Short exercise 1:
Can you give the rows again from the start through the line that contains "due-date-cell: 30/04/2025 —", switching "calendar-icon" to "date-icon" and changing nothing else?

Reading passage:
● ● ● ● ●
Pretty Lady just received the unwelcome reminder, courtesy of a client of hers, that Valentine's Day is almost upon us. This particular client has been known to Get Fresh, and Pretty Lady was forced to cut him down pretty sharply. She has never been a big fan of this 'holiday,' corporate construction as it is; she once drew a comic entitled "The Evil of Valentine's Day" which was published in an obscure 'zine called 'theoryslut', back in the mid-nineties, and her opinions have not significantly altered since.
However. It occurred to her that this is an unproductive attitude. Valentine's Day is not inherently or exclusively evil; it is, like most things, what one makes of it. Pretty Lady was then going to make a large and glorious Valentine, which she intended to distribute impartially to everyone in the world, via the Internet. But this plan was dashed when the grocery store proved to sell only the most inferior sort of paper doilies.
● ● ● ● ●
Short exercise 2:
Answer these about the Valentine's Day passage:
(a) What was the title of the comic Pretty Lady once drew?
(b) Why was her plan for a large Valentine dashed?
● ● ● ● ●
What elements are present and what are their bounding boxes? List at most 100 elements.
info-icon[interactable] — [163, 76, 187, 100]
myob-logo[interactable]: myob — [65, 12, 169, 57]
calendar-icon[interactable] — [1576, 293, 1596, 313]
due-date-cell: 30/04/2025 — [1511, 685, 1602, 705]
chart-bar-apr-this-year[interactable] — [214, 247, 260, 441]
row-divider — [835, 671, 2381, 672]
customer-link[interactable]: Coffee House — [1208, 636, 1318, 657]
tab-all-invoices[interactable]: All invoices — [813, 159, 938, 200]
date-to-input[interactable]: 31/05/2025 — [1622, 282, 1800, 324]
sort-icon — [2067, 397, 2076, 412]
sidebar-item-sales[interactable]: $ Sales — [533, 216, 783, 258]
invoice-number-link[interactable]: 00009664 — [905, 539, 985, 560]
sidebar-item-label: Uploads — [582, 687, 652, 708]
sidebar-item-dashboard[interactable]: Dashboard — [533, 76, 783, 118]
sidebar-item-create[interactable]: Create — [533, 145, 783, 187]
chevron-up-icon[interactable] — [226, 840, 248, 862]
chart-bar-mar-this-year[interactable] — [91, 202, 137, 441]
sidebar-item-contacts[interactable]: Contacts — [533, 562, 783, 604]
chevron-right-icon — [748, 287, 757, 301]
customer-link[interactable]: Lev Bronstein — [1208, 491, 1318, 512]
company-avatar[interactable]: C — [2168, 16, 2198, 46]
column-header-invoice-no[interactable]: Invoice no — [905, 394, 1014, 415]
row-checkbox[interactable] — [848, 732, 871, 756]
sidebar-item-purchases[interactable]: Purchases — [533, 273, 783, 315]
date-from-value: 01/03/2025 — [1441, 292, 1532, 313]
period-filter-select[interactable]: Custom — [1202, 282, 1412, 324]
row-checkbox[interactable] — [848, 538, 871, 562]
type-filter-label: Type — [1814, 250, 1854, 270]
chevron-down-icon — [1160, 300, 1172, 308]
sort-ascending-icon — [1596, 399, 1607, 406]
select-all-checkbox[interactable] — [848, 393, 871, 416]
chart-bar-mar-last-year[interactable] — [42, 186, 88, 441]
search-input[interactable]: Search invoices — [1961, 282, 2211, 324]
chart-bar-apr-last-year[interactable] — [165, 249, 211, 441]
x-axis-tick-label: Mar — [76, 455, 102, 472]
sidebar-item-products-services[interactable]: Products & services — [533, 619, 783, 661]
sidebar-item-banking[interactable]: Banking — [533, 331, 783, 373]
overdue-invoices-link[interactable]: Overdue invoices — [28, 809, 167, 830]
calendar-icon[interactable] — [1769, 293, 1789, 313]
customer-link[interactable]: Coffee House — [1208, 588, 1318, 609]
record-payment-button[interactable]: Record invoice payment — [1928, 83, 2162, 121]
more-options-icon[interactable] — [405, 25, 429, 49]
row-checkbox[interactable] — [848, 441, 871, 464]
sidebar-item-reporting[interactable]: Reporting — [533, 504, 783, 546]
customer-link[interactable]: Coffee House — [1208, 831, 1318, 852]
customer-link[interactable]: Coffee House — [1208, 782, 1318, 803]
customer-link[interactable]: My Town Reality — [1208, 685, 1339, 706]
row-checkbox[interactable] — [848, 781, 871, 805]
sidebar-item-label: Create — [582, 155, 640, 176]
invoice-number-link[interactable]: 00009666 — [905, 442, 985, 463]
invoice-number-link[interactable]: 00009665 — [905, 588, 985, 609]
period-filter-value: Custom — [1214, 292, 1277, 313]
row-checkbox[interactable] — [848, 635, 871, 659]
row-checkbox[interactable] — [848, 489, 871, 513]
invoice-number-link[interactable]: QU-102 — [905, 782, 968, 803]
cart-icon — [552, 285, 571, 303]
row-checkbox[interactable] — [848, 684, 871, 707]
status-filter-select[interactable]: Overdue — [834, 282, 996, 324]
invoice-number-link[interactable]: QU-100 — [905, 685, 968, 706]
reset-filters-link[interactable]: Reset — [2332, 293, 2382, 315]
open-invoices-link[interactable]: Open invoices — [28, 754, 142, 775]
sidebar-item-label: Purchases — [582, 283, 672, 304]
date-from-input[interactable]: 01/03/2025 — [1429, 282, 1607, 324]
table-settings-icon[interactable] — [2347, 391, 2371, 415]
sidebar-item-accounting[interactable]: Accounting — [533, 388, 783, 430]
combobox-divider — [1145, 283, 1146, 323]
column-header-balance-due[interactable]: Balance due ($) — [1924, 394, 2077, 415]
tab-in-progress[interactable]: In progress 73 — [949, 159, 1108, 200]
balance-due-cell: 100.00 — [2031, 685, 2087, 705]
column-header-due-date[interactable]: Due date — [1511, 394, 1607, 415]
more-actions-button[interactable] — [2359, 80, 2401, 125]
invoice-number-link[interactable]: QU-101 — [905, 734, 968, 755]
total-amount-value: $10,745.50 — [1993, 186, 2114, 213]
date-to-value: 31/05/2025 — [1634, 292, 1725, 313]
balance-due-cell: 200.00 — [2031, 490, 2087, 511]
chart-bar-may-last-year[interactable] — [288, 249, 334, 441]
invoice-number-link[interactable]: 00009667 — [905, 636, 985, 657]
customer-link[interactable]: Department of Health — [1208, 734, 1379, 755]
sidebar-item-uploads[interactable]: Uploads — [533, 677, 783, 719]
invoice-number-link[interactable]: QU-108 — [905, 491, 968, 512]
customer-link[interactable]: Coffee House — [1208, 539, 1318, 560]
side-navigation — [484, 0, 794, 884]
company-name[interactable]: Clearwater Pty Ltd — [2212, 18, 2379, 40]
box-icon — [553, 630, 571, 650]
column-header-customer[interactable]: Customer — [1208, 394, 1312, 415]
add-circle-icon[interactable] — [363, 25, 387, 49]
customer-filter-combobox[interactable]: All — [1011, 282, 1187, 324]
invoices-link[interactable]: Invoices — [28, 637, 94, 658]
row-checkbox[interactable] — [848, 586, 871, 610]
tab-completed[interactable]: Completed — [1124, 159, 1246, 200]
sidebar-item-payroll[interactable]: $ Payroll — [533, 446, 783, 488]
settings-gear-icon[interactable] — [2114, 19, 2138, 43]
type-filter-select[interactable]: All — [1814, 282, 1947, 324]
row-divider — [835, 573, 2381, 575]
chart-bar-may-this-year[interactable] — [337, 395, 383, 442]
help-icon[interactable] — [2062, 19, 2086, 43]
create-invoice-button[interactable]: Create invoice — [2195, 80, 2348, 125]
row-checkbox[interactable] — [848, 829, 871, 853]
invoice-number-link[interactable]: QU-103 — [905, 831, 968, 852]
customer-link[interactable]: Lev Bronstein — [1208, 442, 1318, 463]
● ● ● ● ●
Exercise result 1:
What elements are present and what are their bounding boxes? List at most 100 elements.
info-icon[interactable] — [163, 76, 187, 100]
myob-logo[interactable]: myob — [65, 12, 169, 57]
date-icon[interactable] — [1576, 293, 1596, 313]
due-date-cell: 30/04/2025 — [1511, 685, 1602, 705]

Exercise result 2:
(a) "The Evil of Valentine's Day."
(b) The grocery store sold only the most inferior sort of paper doilies.